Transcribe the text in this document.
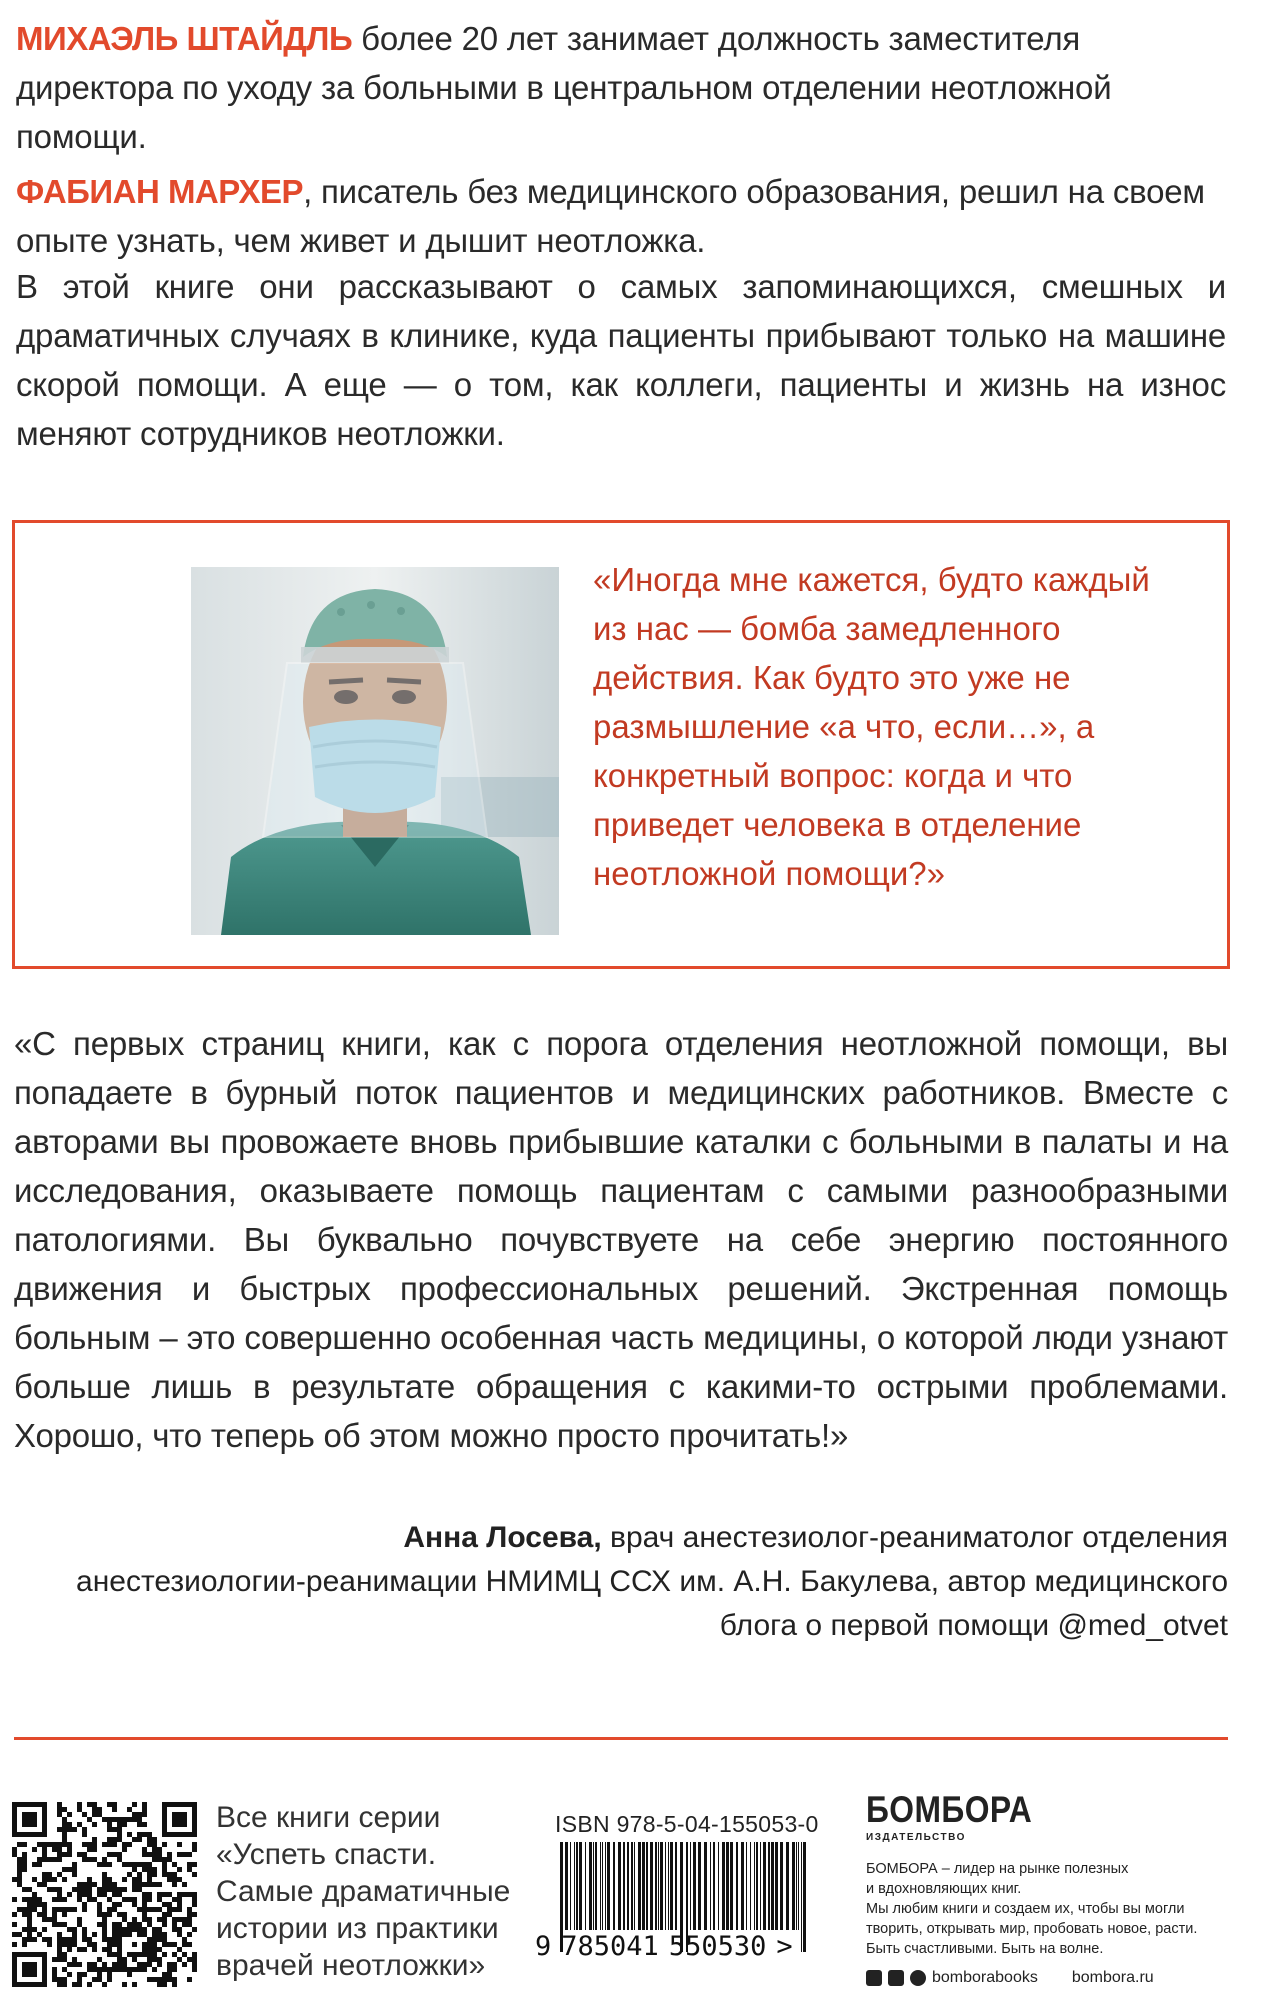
МИХАЭЛЬ ШТАЙДЛЬ более 20 лет занимает должность заместителя директора по уходу за больными в центральном отделении неотложной помощи.

ФАБИАН МАРХЕР, писатель без медицинского образования, решил на своем опыте узнать, чем живет и дышит неотложка.

В этой книге они рассказывают о самых запоминающихся, смешных и драматичных случаях в клинике, куда пациенты прибывают только на машине скорой помощи. А еще — о том, как коллеги, пациенты и жизнь на износ меняют сотрудников неотложки.

«Иногда мне кажется, будто каждый из нас — бомба замедленного действия. Как будто это уже не размышление «а что, если…», а конкретный вопрос: когда и что приведет человека в отделение неотложной помощи?»

«С первых страниц книги, как с порога отделения неотложной помощи, вы попадаете в бурный поток пациентов и медицинских работников. Вместе с авторами вы провожаете вновь прибывшие каталки с больными в палаты и на исследования, оказываете помощь пациентам с самыми разнообразными патологиями. Вы буквально почувствуете на себе энергию постоянного движения и быстрых профессиональных решений. Экстренная помощь больным – это совершенно особенная часть медицины, о которой люди узнают больше лишь в результате обращения с какими-то острыми проблемами. Хорошо, что теперь об этом можно просто прочитать!»

Анна Лосева, врач анестезиолог-реаниматолог отделения
анестезиологии-реанимации НМИМЦ ССХ им. А.Н. Бакулева, автор медицинского
блога о первой помощи @med_otvet

Все книги серии «Успеть спасти. Самые драматичные истории из практики врачей неотложки»

ISBN 978-5-04-155053-0
9 785041 550530 >
БОМБОРА
ИЗДАТЕЛЬСТВО
БОМБОРА – лидер на рынке полезных
и вдохновляющих книг.
Мы любим книги и создаем их, чтобы вы могли
творить, открывать мир, пробовать новое, расти.
Быть счастливыми. Быть на волне.
bomborabooks bombora.ru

◇ ◇ ◇ ◇

> [Your goal] Transcribe every record above exactly as written, leaving out any pictures.

> [Result for this task]
Transcribe the text in this document.
МИХАЭЛЬ ШТАЙДЛЬ более 20 лет занимает должность заместителя директора по уходу за больными в центральном отделении неотложной помощи.

ФАБИАН МАРХЕР, писатель без медицинского образования, решил на своем опыте узнать, чем живет и дышит неотложка.

В этой книге они рассказывают о самых запоминающихся, смешных и драматичных случаях в клинике, куда пациенты прибывают только на машине скорой помощи. А еще — о том, как коллеги, пациенты и жизнь на износ меняют сотрудников неотложки.

«Иногда мне кажется, будто каждый из нас — бомба замедленного действия. Как будто это уже не размышление «а что, если…», а конкретный вопрос: когда и что приведет человека в отделение неотложной помощи?»

«С первых страниц книги, как с порога отделения неотложной помощи, вы попадаете в бурный поток пациентов и медицинских работников. Вместе с авторами вы провожаете вновь прибывшие каталки с больными в палаты и на исследования, оказываете помощь пациентам с самыми разнообразными патологиями. Вы буквально почувствуете на себе энергию постоянного движения и быстрых профессиональных решений. Экстренная помощь больным – это совершенно особенная часть медицины, о которой люди узнают больше лишь в результате обращения с какими-то острыми проблемами. Хорошо, что теперь об этом можно просто прочитать!»

Анна Лосева, врач анестезиолог-реаниматолог отделения
анестезиологии-реанимации НМИМЦ ССХ им. А.Н. Бакулева, автор медицинского
блога о первой помощи @med_otvet

Все книги серии «Успеть спасти. Самые драматичные истории из практики врачей неотложки»

ISBN 978-5-04-155053-0
9 785041 550530 >
БОМБОРА
ИЗДАТЕЛЬСТВО
БОМБОРА – лидер на рынке полезных
и вдохновляющих книг.
Мы любим книги и создаем их, чтобы вы могли
творить, открывать мир, пробовать новое, расти.
Быть счастливыми. Быть на волне.
bomborabooks bombora.ru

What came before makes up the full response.